>>>>>

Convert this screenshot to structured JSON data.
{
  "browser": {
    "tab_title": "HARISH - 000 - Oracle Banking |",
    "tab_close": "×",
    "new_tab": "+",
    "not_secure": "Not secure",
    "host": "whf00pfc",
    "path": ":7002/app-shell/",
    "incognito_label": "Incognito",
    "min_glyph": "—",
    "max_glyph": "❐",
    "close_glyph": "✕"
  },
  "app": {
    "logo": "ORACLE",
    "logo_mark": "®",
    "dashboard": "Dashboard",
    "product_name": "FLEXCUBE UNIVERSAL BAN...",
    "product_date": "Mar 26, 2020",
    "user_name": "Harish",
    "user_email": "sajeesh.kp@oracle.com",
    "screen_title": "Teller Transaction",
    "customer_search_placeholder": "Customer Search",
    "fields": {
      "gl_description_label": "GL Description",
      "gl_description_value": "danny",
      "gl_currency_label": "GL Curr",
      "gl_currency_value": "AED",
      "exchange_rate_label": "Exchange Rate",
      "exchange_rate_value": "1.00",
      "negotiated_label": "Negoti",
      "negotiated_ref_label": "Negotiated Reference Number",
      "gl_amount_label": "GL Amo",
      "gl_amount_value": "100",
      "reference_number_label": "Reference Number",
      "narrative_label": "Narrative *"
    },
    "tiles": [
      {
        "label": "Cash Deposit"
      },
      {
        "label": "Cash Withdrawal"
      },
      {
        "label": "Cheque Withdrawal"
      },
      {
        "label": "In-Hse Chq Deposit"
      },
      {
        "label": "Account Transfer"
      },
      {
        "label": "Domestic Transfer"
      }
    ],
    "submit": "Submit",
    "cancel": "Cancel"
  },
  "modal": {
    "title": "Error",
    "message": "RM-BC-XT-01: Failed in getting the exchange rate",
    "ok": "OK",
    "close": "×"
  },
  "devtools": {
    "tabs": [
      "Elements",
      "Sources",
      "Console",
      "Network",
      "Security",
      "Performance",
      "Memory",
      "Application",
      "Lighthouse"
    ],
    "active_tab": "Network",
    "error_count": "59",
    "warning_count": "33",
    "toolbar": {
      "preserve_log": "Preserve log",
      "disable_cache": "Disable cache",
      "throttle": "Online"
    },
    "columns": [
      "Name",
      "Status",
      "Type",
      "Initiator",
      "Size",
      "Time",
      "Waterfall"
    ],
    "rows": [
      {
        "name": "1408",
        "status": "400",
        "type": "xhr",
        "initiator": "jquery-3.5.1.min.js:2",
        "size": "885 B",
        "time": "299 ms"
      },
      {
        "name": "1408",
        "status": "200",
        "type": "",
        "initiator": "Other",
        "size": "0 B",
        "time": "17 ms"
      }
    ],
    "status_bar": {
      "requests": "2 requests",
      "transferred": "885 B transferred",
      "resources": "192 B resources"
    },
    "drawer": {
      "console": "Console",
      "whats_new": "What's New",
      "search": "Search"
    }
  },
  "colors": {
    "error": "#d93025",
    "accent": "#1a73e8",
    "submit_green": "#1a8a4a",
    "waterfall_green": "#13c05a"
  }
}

<<<<<

● GOAL
Nothing should be changed: write out all of the data as is.

● OUTPUT BELOW
Convert this screenshot to structured JSON data.
{
  "browser": {
    "tab_title": "HARISH - 000 - Oracle Banking |",
    "tab_close": "×",
    "new_tab": "+",
    "not_secure": "Not secure",
    "host": "whf00pfc",
    "path": ":7002/app-shell/",
    "incognito_label": "Incognito",
    "min_glyph": "—",
    "max_glyph": "❐",
    "close_glyph": "✕"
  },
  "app": {
    "logo": "ORACLE",
    "logo_mark": "®",
    "dashboard": "Dashboard",
    "product_name": "FLEXCUBE UNIVERSAL BAN...",
    "product_date": "Mar 26, 2020",
    "user_name": "Harish",
    "user_email": "sajeesh.kp@oracle.com",
    "screen_title": "Teller Transaction",
    "customer_search_placeholder": "Customer Search",
    "fields": {
      "gl_description_label": "GL Description",
      "gl_description_value": "danny",
      "gl_currency_label": "GL Curr",
      "gl_currency_value": "AED",
      "exchange_rate_label": "Exchange Rate",
      "exchange_rate_value": "1.00",
      "negotiated_label": "Negoti",
      "negotiated_ref_label": "Negotiated Reference Number",
      "gl_amount_label": "GL Amo",
      "gl_amount_value": "100",
      "reference_number_label": "Reference Number",
      "narrative_label": "Narrative *"
    },
    "tiles": [
      {
        "label": "Cash Deposit"
      },
      {
        "label": "Cash Withdrawal"
      },
      {
        "label": "Cheque Withdrawal"
      },
      {
        "label": "In-Hse Chq Deposit"
      },
      {
        "label": "Account Transfer"
      },
      {
        "label": "Domestic Transfer"
      }
    ],
    "submit": "Submit",
    "cancel": "Cancel"
  },
  "modal": {
    "title": "Error",
    "message": "RM-BC-XT-01: Failed in getting the exchange rate",
    "ok": "OK",
    "close": "×"
  },
  "devtools": {
    "tabs": [
      "Elements",
      "Sources",
      "Console",
      "Network",
      "Security",
      "Performance",
      "Memory",
      "Application",
      "Lighthouse"
    ],
    "active_tab": "Network",
    "error_count": "59",
    "warning_count": "33",
    "toolbar": {
      "preserve_log": "Preserve log",
      "disable_cache": "Disable cache",
      "throttle": "Online"
    },
    "columns": [
      "Name",
      "Status",
      "Type",
      "Initiator",
      "Size",
      "Time",
      "Waterfall"
    ],
    "rows": [
      {
        "name": "1408",
        "status": "400",
        "type": "xhr",
        "initiator": "jquery-3.5.1.min.js:2",
        "size": "885 B",
        "time": "299 ms"
      },
      {
        "name": "1408",
        "status": "200",
        "type": "",
        "initiator": "Other",
        "size": "0 B",
        "time": "17 ms"
      }
    ],
    "status_bar": {
      "requests": "2 requests",
      "transferred": "885 B transferred",
      "resources": "192 B resources"
    },
    "drawer": {
      "console": "Console",
      "whats_new": "What's New",
      "search": "Search"
    }
  },
  "colors": {
    "error": "#d93025",
    "accent": "#1a73e8",
    "submit_green": "#1a8a4a",
    "waterfall_green": "#13c05a"
  }
}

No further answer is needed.